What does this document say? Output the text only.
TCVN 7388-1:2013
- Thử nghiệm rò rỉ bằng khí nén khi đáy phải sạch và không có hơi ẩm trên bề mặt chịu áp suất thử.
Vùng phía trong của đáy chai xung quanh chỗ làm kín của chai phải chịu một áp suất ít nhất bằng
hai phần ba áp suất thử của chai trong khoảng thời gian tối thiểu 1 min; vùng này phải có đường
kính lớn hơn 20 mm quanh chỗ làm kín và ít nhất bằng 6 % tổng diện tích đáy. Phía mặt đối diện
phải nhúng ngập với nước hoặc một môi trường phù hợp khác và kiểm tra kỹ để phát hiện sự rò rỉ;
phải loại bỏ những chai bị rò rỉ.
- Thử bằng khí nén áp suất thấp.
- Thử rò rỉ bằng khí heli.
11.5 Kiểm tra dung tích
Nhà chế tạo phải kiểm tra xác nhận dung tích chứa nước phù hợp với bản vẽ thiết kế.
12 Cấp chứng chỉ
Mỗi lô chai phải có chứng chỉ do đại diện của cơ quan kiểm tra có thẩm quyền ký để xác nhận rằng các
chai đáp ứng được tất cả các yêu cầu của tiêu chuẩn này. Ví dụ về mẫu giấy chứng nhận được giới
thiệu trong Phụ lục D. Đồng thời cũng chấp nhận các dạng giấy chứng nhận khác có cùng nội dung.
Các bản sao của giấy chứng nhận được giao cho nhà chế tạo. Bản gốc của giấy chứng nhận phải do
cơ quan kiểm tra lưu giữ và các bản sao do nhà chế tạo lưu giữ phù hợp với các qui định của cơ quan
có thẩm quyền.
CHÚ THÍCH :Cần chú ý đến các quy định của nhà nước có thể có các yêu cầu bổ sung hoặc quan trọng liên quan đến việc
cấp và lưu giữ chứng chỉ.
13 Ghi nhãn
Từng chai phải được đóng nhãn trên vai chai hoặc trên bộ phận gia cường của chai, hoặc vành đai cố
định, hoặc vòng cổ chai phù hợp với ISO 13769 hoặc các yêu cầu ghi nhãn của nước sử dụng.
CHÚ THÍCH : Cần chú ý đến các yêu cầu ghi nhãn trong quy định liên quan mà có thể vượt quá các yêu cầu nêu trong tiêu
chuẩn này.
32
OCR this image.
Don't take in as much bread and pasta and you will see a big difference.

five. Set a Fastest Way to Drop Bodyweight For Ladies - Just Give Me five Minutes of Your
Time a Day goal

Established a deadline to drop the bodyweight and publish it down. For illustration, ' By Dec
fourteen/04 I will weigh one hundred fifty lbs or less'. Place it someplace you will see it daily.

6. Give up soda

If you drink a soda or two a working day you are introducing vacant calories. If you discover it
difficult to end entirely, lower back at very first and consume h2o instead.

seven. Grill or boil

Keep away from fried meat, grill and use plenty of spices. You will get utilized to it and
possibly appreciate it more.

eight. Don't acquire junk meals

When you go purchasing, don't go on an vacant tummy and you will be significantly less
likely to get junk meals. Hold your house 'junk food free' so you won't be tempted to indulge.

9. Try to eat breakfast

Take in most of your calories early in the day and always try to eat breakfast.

--------------------------------

Print the listing above in full, exactly as it is.

What does this document say? Output the text only.
TCVN 7388-1:2013
- Thử nghiệm rò rỉ bằng khí nén khi đáy phải sạch và không có hơi ẩm trên bề mặt chịu áp suất thử.
Vùng phía trong của đáy chai xung quanh chỗ làm kín của chai phải chịu một áp suất ít nhất bằng
hai phần ba áp suất thử của chai trong khoảng thời gian tối thiểu 1 min; vùng này phải có đường
kính lớn hơn 20 mm quanh chỗ làm kín và ít nhất bằng 6 % tổng diện tích đáy. Phía mặt đối diện
phải nhúng ngập với nước hoặc một môi trường phù hợp khác và kiểm tra kỹ để phát hiện sự rò rỉ;
phải loại bỏ những chai bị rò rỉ.
- Thử bằng khí nén áp suất thấp.
- Thử rò rỉ bằng khí heli.
11.5 Kiểm tra dung tích
Nhà chế tạo phải kiểm tra xác nhận dung tích chứa nước phù hợp với bản vẽ thiết kế.
12 Cấp chứng chỉ
Mỗi lô chai phải có chứng chỉ do đại diện của cơ quan kiểm tra có thẩm quyền ký để xác nhận rằng các
chai đáp ứng được tất cả các yêu cầu của tiêu chuẩn này. Ví dụ về mẫu giấy chứng nhận được giới
thiệu trong Phụ lục D. Đồng thời cũng chấp nhận các dạng giấy chứng nhận khác có cùng nội dung.
Các bản sao của giấy chứng nhận được giao cho nhà chế tạo. Bản gốc của giấy chứng nhận phải do
cơ quan kiểm tra lưu giữ và các bản sao do nhà chế tạo lưu giữ phù hợp với các qui định của cơ quan
có thẩm quyền.
CHÚ THÍCH :Cần chú ý đến các quy định của nhà nước có thể có các yêu cầu bổ sung hoặc quan trọng liên quan đến việc
cấp và lưu giữ chứng chỉ.
13 Ghi nhãn
Từng chai phải được đóng nhãn trên vai chai hoặc trên bộ phận gia cường của chai, hoặc vành đai cố
định, hoặc vòng cổ chai phù hợp với ISO 13769 hoặc các yêu cầu ghi nhãn của nước sử dụng.
CHÚ THÍCH : Cần chú ý đến các yêu cầu ghi nhãn trong quy định liên quan mà có thể vượt quá các yêu cầu nêu trong tiêu
chuẩn này.
32
OCR this image.
Don't take in as much bread and pasta and you will see a big difference.

five. Set a Fastest Way to Drop Bodyweight For Ladies - Just Give Me five Minutes of Your
Time a Day goal

Established a deadline to drop the bodyweight and publish it down. For illustration, ' By Dec
fourteen/04 I will weigh one hundred fifty lbs or less'. Place it someplace you will see it daily.

6. Give up soda

If you drink a soda or two a working day you are introducing vacant calories. If you discover it
difficult to end entirely, lower back at very first and consume h2o instead.

seven. Grill or boil

Keep away from fried meat, grill and use plenty of spices. You will get utilized to it and
possibly appreciate it more.

eight. Don't acquire junk meals

When you go purchasing, don't go on an vacant tummy and you will be significantly less
likely to get junk meals. Hold your house 'junk food free' so you won't be tempted to indulge.

9. Try to eat breakfast

Take in most of your calories early in the day and always try to eat breakfast.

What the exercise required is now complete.